• Exercise inputs:
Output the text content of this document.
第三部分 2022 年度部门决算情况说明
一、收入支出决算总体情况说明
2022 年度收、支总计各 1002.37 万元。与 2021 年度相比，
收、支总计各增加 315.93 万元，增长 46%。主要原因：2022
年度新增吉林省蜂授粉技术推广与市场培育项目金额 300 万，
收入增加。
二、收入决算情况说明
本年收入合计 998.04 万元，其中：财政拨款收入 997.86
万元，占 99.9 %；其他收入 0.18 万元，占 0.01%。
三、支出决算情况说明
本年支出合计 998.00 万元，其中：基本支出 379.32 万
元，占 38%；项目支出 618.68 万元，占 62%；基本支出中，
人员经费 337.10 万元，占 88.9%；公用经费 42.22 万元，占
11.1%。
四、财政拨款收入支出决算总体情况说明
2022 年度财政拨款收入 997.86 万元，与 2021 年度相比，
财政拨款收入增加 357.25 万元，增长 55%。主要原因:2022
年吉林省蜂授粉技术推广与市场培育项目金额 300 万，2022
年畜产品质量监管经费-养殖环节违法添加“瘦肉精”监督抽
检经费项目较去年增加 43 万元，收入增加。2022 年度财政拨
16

• Exercise details: For each line of the listing that holds the word "年度相比", show that line.

• Solution:
2022 年度收、支总计各 1002.37 万元。与 2021 年度相比，
2022 年度财政拨款收入 997.86 万元，与 2021 年度相比，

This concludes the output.